▸ Stated problem: Return all lines with the word "average" in them.

═══ Records for the task ═══

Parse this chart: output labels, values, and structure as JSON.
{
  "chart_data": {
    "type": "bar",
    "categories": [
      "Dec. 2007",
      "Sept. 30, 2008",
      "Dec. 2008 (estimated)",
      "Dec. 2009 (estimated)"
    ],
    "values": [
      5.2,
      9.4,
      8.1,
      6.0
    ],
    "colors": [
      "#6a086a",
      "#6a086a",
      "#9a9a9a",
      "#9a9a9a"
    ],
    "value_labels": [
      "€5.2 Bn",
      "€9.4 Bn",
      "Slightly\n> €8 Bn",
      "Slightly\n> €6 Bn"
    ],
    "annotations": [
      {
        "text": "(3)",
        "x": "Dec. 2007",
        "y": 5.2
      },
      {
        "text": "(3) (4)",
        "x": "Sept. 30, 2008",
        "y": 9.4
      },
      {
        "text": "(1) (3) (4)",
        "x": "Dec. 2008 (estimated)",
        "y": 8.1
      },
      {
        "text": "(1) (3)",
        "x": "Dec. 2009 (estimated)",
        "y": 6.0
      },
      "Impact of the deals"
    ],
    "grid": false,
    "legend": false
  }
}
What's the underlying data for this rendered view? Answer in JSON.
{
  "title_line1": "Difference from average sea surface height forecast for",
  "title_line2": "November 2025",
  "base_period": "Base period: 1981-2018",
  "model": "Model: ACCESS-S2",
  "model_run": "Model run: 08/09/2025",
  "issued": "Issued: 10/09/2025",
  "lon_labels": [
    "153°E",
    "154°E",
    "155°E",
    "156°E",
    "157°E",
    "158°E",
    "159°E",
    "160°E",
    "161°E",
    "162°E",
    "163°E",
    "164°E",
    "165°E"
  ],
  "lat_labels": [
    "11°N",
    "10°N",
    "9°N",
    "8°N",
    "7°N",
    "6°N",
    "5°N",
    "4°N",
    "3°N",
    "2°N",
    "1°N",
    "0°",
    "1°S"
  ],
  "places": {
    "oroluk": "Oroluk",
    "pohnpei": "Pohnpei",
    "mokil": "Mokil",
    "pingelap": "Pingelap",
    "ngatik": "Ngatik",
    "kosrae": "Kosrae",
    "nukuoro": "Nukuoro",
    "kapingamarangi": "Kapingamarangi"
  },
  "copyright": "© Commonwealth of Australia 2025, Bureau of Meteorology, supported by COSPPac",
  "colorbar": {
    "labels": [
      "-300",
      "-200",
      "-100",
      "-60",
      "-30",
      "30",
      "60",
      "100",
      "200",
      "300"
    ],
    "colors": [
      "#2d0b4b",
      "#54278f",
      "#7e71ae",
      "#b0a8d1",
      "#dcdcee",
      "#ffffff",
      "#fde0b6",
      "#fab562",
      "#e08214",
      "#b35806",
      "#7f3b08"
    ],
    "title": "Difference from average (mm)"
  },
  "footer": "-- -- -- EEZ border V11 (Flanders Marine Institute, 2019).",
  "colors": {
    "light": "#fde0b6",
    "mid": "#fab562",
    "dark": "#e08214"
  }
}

═══

▸ Answer to the task:
  "title_line1": "Difference from average sea surface height forecast for",
    "title": "Difference from average (mm)"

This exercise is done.